◆ READING TEXT:
__________

The Russel Middlebrook Series
- Geography Club The Order of the Poison Oak Double Feature The Elephant of Surprise Two Thousand Pounds Per Square Inch Russel Middlebrook: The Futon Years
- Author: Brent Hartinger
- Country: United States
- Language: English
- Genre: Young adult fiction
- Media type: Print (hardback and paperback)

= Russel Middlebrook (series) =

Series of young adult books by Brent Hartinger

Russel Middlebrook is a series of young adult fiction novels written by Brent Hartinger. The series follows the lives and love lives of Russel Middlebrook and his friends as they create the Geography Club, a safe space for gay teenagers and eventually the first Gay-Straight-Bisexual Alliance at their school.

==The Order of the Poison Oak==

“Summer camp is different from high school. Something about spending the night. Things happen.”

Geography Clubs Russel Middlebrook is back, and he and his friends are off to work as counselors at a summer camp. Brent Hartinger's second novel is the story of Indian legends, skinny-dipping in moonlit coves, and passionate summer romance. It's also the story of Russel's latest club, the Order of the Poison Oak, a secret society dedicated to helping its members see life's hidden beauty and accept its sometimes painful sting.

==Double Feature==
The third book in the series (originally released under the name Split Screen) follows Russel, Min, Gunnar, and Kevin as they play extras in a zombie movie that is filming in their town. The book is in two parts, the first part being from Russel's point of view and the second being from Min's.

__________

◆ DATA LINES:

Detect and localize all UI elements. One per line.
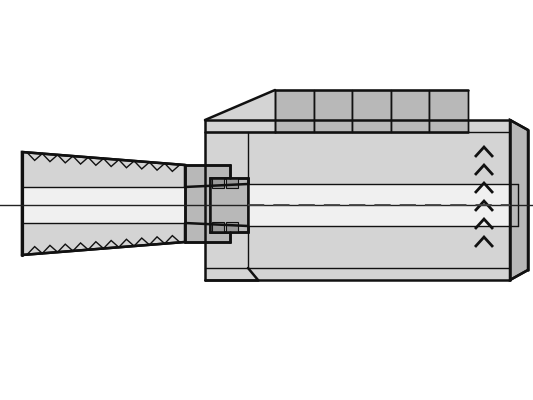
Polygon shape <box>275 90 313 132</box>
Polygon shape <box>22 187 185 223</box>
Polygon shape <box>226 178 238 188</box>
Polygon shape <box>313 90 352 132</box>
Polygon shape <box>391 90 430 132</box>
Polygon shape <box>510 120 528 280</box>
Polygon shape <box>205 120 510 280</box>
Polygon shape <box>210 178 248 232</box>
Polygon shape <box>185 165 230 242</box>
Polygon shape <box>212 178 224 188</box>
Polygon shape <box>205 90 275 132</box>
Polygon shape <box>226 222 238 232</box>
Polygon shape <box>212 222 224 232</box>
Polygon shape <box>248 184 528 226</box>
Polygon shape <box>430 90 468 132</box>
Polygon shape <box>352 90 391 132</box>
Polygon shape <box>22 152 185 255</box>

__________

◆ TASKS FOR THIS EXERCISE:
1. For the text on the Russel Middlebrook series, decide whether each statement agrees with it. For each, answer yes or no and quote the deciding words. (a) Double Feature was first published under a different title. (b) In The Order of the Poison Oak, Russel and his friends work as counselors at a summer camp. (c) The second part of Double Feature is told from Kevin's point of view.
2. In the Russel Middlebrook series text, what roles do Russel, Min, Gunnar, and Kevin play in the third book?
3. Output the Russel Middlebrook series text, starting with "Geography Clubs Russel" and going on through "being from Min's.".

◆ OUTPUTS FOR THE TASKS:
1.
(a) Yes: "originally released under the name Split Screen"
(b) Yes: "he and his friends are off to work as counselors at a summer camp"
(c) No: "the second being from Min's"

2. They play extras in a zombie movie that is filming in their town.

3.
Geography Clubs Russel Middlebrook is back, and he and his friends are off to work as counselors at a summer camp. Brent Hartinger's second novel is the story of Indian legends, skinny-dipping in moonlit coves, and passionate summer romance. It's also the story of Russel's latest club, the Order of the Poison Oak, a secret society dedicated to helping its members see life's hidden beauty and accept its sometimes painful sting.

==Double Feature==
The third book in the series (originally released under the name Split Screen) follows Russel, Min, Gunnar, and Kevin as they play extras in a zombie movie that is filming in their town. The book is in two parts, the first part being from Russel's point of view and the second being from Min's.